(Dataset records)
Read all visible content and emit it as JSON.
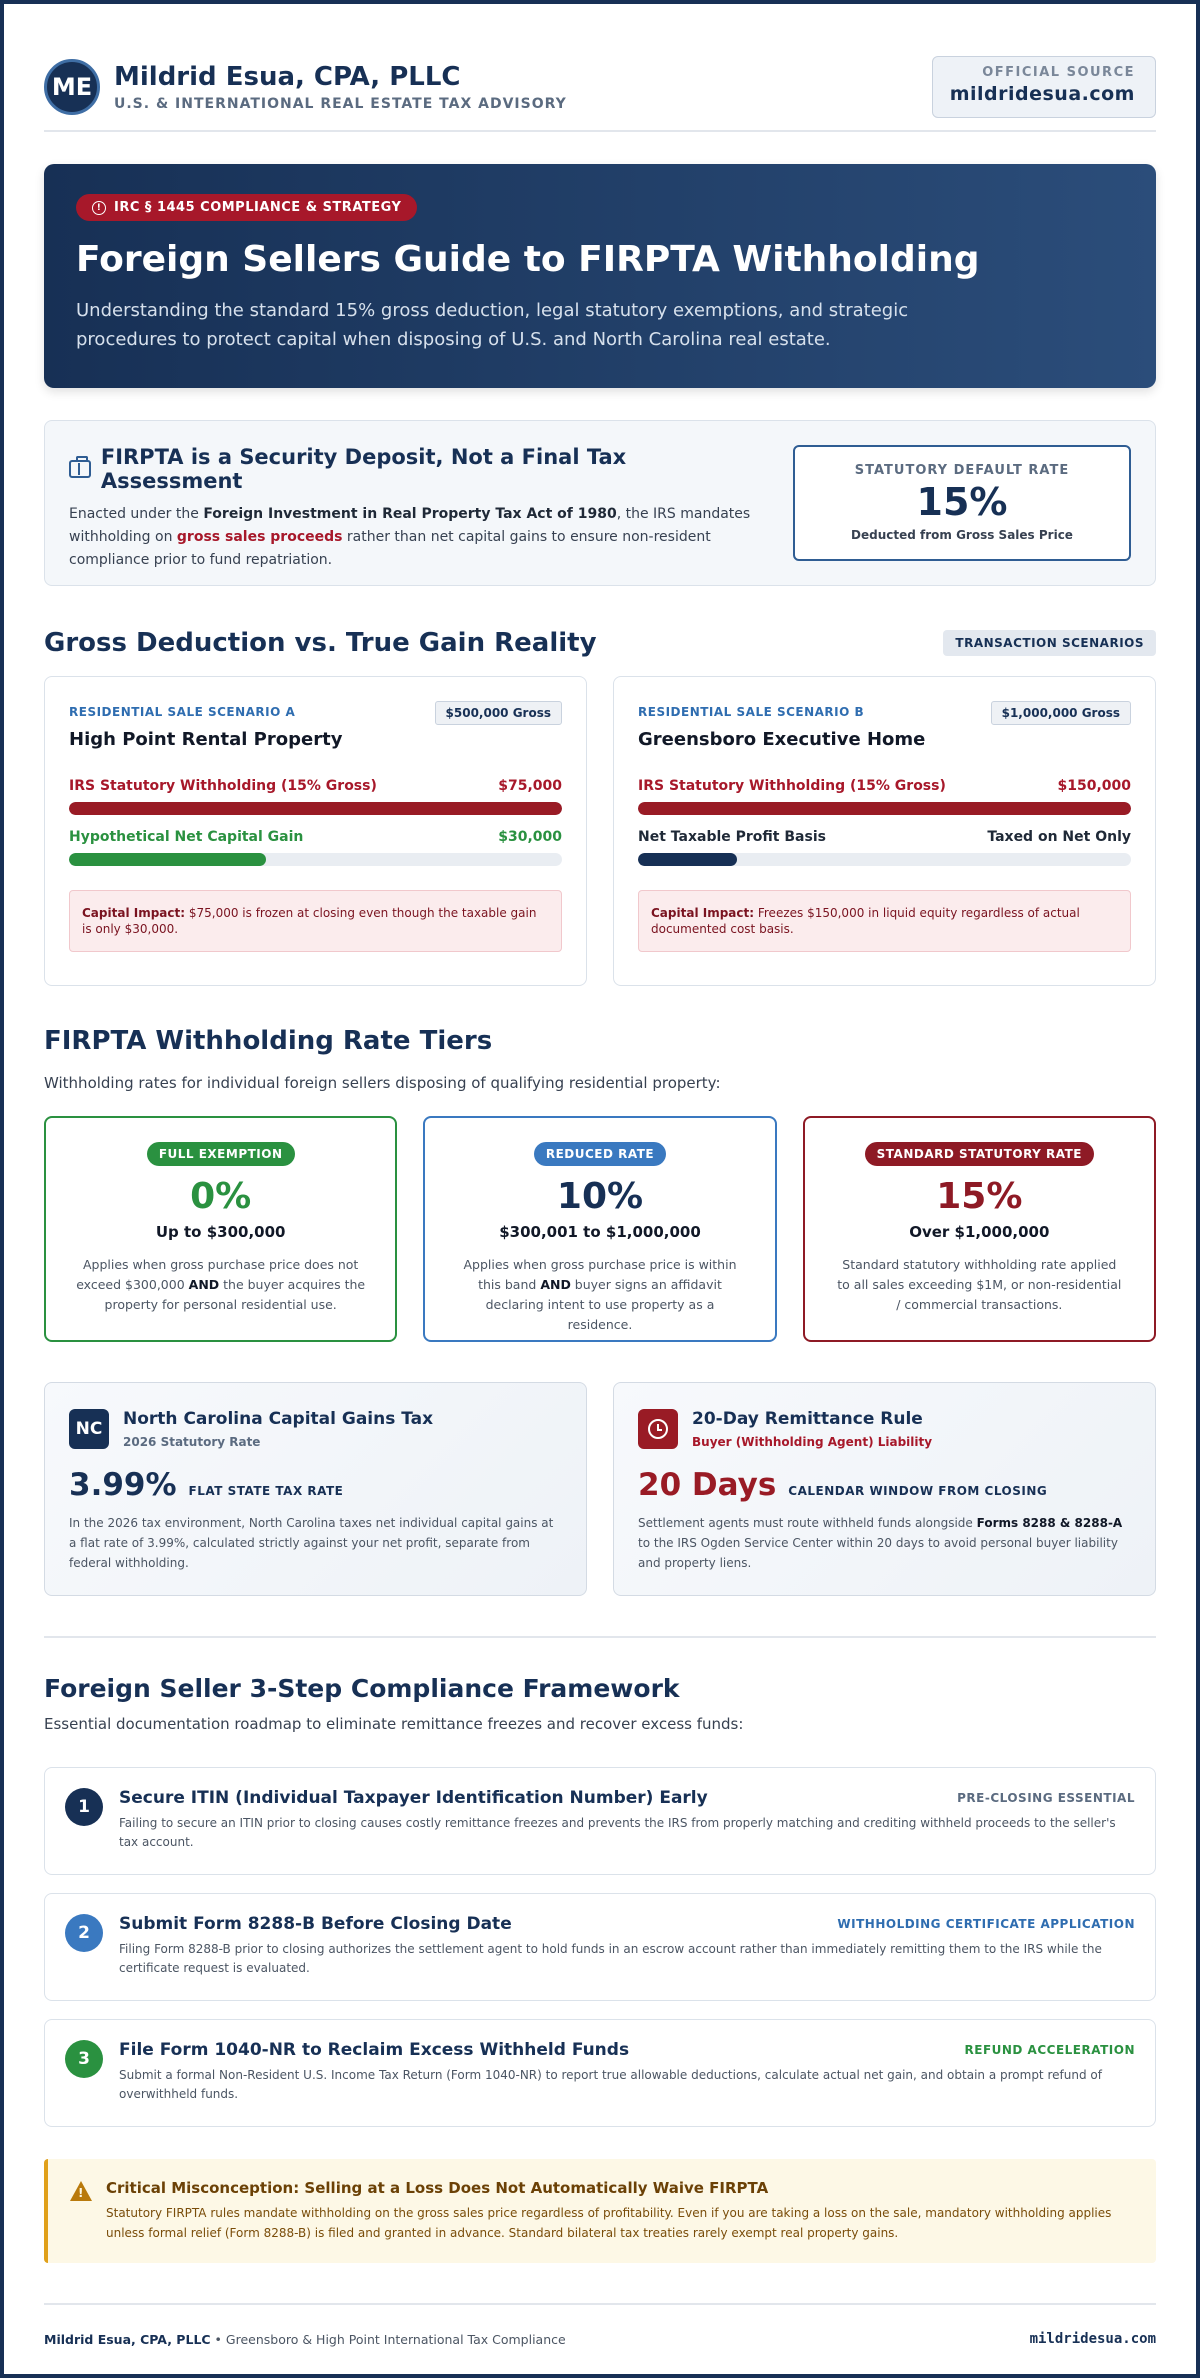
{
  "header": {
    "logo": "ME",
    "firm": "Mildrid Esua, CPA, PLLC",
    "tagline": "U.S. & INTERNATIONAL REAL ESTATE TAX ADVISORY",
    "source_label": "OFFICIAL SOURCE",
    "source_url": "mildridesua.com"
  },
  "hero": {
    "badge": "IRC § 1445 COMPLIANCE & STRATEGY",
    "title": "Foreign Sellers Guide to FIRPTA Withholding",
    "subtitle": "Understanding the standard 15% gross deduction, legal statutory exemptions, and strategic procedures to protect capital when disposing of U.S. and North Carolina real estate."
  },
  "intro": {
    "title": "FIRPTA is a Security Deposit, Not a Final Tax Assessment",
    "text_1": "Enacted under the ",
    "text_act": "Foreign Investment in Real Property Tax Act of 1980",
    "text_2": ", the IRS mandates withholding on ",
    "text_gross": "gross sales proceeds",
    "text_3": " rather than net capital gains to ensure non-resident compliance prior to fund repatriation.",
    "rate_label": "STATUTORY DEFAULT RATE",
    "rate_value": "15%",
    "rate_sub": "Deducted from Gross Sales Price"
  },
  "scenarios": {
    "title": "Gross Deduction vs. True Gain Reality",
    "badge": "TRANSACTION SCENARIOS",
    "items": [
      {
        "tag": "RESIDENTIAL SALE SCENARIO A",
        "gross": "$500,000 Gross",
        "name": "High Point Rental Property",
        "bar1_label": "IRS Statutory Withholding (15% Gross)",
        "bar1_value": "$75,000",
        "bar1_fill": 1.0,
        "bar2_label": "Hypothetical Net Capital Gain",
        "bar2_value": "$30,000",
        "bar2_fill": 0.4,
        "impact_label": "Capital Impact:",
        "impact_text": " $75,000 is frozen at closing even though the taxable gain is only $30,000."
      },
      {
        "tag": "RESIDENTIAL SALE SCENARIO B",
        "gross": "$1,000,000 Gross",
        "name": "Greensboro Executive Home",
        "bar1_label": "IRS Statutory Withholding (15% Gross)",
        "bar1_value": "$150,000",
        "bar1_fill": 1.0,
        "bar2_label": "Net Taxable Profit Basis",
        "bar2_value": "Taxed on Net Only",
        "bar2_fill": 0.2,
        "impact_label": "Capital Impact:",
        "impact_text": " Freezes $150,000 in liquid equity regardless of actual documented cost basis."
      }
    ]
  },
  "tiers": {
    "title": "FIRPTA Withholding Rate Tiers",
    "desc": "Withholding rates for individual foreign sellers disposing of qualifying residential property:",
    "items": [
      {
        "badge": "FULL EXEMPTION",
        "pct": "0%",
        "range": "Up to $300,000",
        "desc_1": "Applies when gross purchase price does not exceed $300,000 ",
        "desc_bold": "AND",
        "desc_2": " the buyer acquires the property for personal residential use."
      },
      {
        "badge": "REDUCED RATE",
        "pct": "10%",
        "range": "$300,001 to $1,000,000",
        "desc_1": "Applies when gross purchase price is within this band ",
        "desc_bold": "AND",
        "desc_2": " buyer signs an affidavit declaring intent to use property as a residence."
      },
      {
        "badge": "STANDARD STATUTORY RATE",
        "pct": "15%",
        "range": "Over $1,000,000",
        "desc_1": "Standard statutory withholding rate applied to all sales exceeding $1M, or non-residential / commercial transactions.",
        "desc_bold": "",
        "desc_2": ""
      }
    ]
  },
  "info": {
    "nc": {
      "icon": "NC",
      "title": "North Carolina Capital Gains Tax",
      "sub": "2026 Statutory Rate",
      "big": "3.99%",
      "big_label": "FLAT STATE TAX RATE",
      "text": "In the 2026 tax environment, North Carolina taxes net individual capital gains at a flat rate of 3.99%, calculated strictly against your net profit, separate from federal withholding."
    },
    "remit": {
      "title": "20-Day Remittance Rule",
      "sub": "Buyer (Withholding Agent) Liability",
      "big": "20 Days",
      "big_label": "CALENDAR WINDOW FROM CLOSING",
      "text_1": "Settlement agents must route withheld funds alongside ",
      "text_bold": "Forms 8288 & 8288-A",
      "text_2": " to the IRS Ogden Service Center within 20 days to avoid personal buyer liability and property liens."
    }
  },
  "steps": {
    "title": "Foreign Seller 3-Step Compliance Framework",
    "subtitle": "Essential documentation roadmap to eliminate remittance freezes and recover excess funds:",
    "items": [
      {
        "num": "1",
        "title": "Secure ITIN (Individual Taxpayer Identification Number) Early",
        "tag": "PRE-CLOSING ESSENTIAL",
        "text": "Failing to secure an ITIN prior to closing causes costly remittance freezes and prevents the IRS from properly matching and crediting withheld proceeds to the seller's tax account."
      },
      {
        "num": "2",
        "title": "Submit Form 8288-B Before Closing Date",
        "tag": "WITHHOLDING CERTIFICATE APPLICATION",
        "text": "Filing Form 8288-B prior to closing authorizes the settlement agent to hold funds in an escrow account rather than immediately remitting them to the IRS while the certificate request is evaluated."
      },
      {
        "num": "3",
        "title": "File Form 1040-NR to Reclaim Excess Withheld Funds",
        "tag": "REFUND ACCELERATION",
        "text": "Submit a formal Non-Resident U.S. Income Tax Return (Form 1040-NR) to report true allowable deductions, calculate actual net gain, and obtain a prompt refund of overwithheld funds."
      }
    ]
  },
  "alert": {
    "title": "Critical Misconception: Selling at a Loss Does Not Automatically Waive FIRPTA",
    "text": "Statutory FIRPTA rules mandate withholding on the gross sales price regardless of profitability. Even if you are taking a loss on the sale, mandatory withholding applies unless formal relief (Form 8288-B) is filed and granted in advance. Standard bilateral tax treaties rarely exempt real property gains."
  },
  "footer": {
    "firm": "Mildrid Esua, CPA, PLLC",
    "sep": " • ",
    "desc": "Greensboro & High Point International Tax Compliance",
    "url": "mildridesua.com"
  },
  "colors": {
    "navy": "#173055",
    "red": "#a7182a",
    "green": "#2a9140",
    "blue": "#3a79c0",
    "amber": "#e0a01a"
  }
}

(Goal) Search the entries for "within" and copy out each line that has it.

(Task answer)
        "desc_1": "Applies when gross purchase price is within this band ",
      "text_2": " to the IRS Ogden Service Center within 20 days to avoid personal buyer liability and property liens."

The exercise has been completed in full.